**What is being asked**
All of the material below is to be retyped exactly.

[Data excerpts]
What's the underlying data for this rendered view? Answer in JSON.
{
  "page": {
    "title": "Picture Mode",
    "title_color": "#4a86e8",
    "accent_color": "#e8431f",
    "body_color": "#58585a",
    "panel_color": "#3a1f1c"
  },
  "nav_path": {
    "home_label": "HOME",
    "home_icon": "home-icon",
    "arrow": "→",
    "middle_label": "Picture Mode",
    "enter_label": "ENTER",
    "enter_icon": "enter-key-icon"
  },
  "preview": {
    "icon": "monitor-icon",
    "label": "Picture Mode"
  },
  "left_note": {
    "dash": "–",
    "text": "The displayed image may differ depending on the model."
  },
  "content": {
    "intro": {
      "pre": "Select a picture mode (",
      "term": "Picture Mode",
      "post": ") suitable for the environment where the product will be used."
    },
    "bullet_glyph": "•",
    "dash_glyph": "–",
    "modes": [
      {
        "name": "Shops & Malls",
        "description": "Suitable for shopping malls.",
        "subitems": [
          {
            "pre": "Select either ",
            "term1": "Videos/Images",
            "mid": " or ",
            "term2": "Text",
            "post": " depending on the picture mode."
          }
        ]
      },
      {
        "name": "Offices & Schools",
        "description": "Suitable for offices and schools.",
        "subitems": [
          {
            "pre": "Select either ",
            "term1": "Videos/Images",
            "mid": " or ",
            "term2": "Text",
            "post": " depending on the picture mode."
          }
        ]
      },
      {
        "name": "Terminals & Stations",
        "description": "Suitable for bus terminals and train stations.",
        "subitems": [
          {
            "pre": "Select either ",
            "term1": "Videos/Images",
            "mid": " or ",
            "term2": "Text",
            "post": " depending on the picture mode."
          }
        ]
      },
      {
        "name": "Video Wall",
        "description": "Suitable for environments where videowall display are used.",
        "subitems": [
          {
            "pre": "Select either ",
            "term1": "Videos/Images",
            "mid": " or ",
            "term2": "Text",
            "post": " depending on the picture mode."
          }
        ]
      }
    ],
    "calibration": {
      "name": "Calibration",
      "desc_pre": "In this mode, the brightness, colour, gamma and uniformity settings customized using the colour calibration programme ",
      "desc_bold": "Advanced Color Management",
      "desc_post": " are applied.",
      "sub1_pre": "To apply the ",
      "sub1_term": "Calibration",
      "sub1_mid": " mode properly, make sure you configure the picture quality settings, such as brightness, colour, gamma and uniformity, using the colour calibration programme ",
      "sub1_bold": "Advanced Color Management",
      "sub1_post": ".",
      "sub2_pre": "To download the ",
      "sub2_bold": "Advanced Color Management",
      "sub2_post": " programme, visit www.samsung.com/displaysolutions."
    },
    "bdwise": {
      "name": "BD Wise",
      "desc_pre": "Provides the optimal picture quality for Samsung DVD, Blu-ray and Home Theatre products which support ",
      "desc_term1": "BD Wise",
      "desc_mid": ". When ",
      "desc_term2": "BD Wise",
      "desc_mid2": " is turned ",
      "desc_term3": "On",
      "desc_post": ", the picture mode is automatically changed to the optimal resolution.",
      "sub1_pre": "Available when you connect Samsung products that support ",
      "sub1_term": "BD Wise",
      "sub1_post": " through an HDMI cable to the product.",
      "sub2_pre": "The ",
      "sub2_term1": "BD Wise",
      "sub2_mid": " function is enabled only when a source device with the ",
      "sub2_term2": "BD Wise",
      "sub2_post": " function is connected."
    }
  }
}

**Complete output**
What's the underlying data for this rendered view? Answer in JSON.
{
  "page": {
    "title": "Picture Mode",
    "title_color": "#4a86e8",
    "accent_color": "#e8431f",
    "body_color": "#58585a",
    "panel_color": "#3a1f1c"
  },
  "nav_path": {
    "home_label": "HOME",
    "home_icon": "home-icon",
    "arrow": "→",
    "middle_label": "Picture Mode",
    "enter_label": "ENTER",
    "enter_icon": "enter-key-icon"
  },
  "preview": {
    "icon": "monitor-icon",
    "label": "Picture Mode"
  },
  "left_note": {
    "dash": "–",
    "text": "The displayed image may differ depending on the model."
  },
  "content": {
    "intro": {
      "pre": "Select a picture mode (",
      "term": "Picture Mode",
      "post": ") suitable for the environment where the product will be used."
    },
    "bullet_glyph": "•",
    "dash_glyph": "–",
    "modes": [
      {
        "name": "Shops & Malls",
        "description": "Suitable for shopping malls.",
        "subitems": [
          {
            "pre": "Select either ",
            "term1": "Videos/Images",
            "mid": " or ",
            "term2": "Text",
            "post": " depending on the picture mode."
          }
        ]
      },
      {
        "name": "Offices & Schools",
        "description": "Suitable for offices and schools.",
        "subitems": [
          {
            "pre": "Select either ",
            "term1": "Videos/Images",
            "mid": " or ",
            "term2": "Text",
            "post": " depending on the picture mode."
          }
        ]
      },
      {
        "name": "Terminals & Stations",
        "description": "Suitable for bus terminals and train stations.",
        "subitems": [
          {
            "pre": "Select either ",
            "term1": "Videos/Images",
            "mid": " or ",
            "term2": "Text",
            "post": " depending on the picture mode."
          }
        ]
      },
      {
        "name": "Video Wall",
        "description": "Suitable for environments where videowall display are used.",
        "subitems": [
          {
            "pre": "Select either ",
            "term1": "Videos/Images",
            "mid": " or ",
            "term2": "Text",
            "post": " depending on the picture mode."
          }
        ]
      }
    ],
    "calibration": {
      "name": "Calibration",
      "desc_pre": "In this mode, the brightness, colour, gamma and uniformity settings customized using the colour calibration programme ",
      "desc_bold": "Advanced Color Management",
      "desc_post": " are applied.",
      "sub1_pre": "To apply the ",
      "sub1_term": "Calibration",
      "sub1_mid": " mode properly, make sure you configure the picture quality settings, such as brightness, colour, gamma and uniformity, using the colour calibration programme ",
      "sub1_bold": "Advanced Color Management",
      "sub1_post": ".",
      "sub2_pre": "To download the ",
      "sub2_bold": "Advanced Color Management",
      "sub2_post": " programme, visit www.samsung.com/displaysolutions."
    },
    "bdwise": {
      "name": "BD Wise",
      "desc_pre": "Provides the optimal picture quality for Samsung DVD, Blu-ray and Home Theatre products which support ",
      "desc_term1": "BD Wise",
      "desc_mid": ". When ",
      "desc_term2": "BD Wise",
      "desc_mid2": " is turned ",
      "desc_term3": "On",
      "desc_post": ", the picture mode is automatically changed to the optimal resolution.",
      "sub1_pre": "Available when you connect Samsung products that support ",
      "sub1_term": "BD Wise",
      "sub1_post": " through an HDMI cable to the product.",
      "sub2_pre": "The ",
      "sub2_term1": "BD Wise",
      "sub2_mid": " function is enabled only when a source device with the ",
      "sub2_term2": "BD Wise",
      "sub2_post": " function is connected."
    }
  }
}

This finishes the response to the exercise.